## Material supplied
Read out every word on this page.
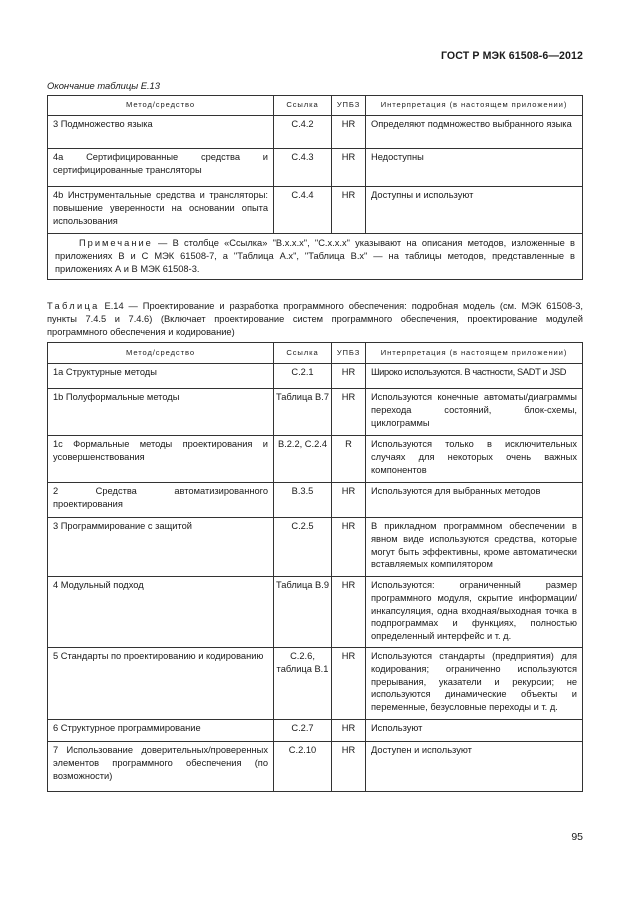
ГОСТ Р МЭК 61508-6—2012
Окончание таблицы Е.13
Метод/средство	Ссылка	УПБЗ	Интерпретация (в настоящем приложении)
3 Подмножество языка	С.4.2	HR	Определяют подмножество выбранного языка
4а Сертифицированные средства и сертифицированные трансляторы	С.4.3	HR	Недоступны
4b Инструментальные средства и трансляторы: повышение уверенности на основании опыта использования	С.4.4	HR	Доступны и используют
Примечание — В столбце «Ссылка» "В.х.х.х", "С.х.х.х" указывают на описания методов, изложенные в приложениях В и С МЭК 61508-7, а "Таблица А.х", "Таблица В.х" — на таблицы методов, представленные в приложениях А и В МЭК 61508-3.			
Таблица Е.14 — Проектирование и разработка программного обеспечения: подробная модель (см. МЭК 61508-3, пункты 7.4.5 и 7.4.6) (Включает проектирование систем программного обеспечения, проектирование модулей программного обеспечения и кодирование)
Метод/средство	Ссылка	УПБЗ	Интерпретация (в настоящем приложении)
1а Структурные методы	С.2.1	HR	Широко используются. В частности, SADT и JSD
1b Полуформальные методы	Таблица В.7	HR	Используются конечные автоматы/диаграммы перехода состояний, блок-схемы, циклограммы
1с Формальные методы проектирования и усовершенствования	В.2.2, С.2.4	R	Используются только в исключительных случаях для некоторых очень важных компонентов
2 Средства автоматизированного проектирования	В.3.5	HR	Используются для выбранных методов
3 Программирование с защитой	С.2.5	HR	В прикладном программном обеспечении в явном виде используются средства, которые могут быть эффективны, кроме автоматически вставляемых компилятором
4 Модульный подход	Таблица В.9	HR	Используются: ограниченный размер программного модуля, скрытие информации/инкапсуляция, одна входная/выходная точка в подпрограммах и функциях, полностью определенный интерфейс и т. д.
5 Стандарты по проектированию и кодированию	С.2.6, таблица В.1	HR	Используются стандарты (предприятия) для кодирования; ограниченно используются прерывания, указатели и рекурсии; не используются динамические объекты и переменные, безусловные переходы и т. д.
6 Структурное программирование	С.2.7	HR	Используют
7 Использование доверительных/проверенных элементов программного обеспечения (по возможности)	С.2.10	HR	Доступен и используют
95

---

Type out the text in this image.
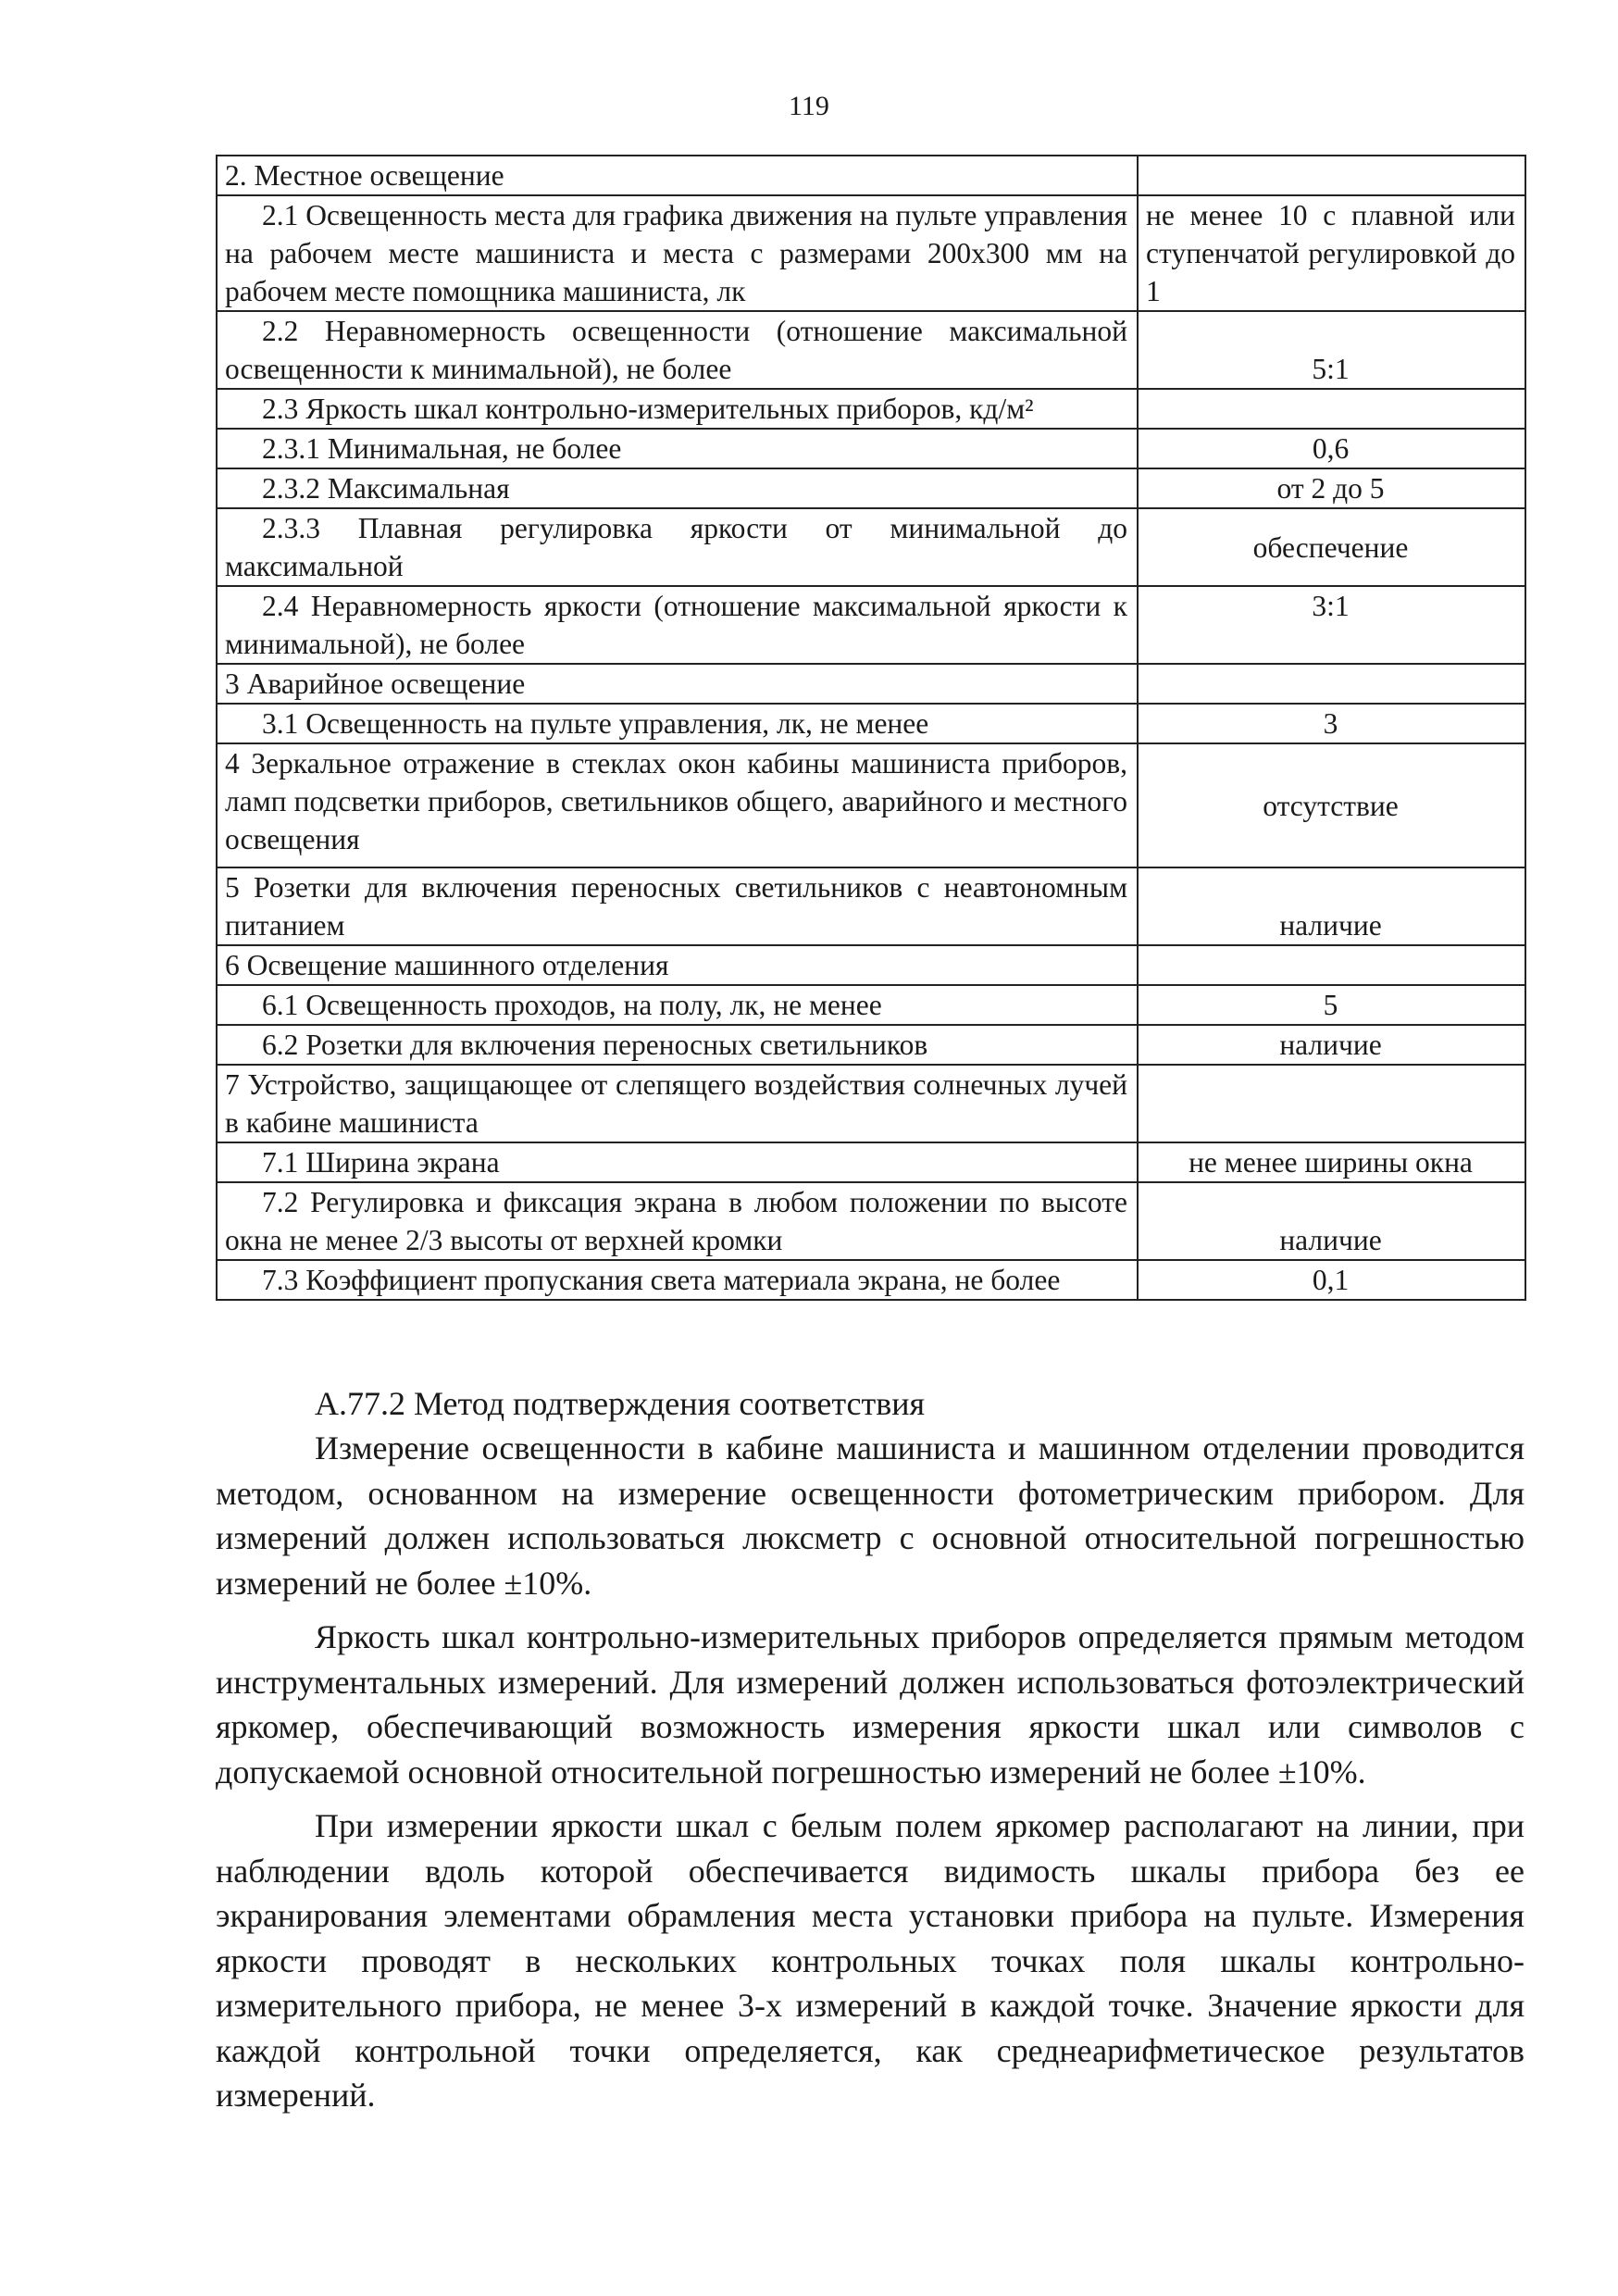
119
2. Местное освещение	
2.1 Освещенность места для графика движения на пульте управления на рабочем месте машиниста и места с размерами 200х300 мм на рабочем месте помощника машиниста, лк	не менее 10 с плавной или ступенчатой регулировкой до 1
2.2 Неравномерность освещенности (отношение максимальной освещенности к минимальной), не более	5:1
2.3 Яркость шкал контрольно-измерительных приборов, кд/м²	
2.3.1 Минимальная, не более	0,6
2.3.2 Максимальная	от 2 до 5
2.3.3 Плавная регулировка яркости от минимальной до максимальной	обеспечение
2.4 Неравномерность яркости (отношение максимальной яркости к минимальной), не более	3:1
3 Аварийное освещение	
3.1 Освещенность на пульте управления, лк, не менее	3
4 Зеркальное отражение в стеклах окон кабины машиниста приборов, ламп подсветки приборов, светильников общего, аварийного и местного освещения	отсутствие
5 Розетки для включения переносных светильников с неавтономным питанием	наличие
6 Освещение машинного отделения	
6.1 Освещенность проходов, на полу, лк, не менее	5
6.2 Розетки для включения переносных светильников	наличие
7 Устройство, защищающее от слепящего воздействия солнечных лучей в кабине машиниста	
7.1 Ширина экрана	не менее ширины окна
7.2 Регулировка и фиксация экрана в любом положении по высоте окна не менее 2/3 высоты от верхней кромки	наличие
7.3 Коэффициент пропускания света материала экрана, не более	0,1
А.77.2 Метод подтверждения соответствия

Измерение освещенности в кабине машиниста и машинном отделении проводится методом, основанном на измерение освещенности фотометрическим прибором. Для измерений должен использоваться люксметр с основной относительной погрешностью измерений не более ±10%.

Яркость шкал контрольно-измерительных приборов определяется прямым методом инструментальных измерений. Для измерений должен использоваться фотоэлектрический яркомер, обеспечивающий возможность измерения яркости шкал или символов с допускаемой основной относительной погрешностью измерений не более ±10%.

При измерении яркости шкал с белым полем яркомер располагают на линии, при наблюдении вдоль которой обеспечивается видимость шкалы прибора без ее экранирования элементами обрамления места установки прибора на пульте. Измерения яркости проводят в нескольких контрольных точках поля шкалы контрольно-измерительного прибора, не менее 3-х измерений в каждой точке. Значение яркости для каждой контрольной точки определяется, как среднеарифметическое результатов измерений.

## Directions
Only lines with "светильников" are wanted here; list each of them.

## Right answer
4 Зеркальное отражение в стеклах окон кабины машиниста приборов, ламп подсветки приборов, светильников общего, аварийного и местного освещения	отсутствие
5 Розетки для включения переносных светильников с неавтономным питанием	наличие
6.2 Розетки для включения переносных светильников	наличие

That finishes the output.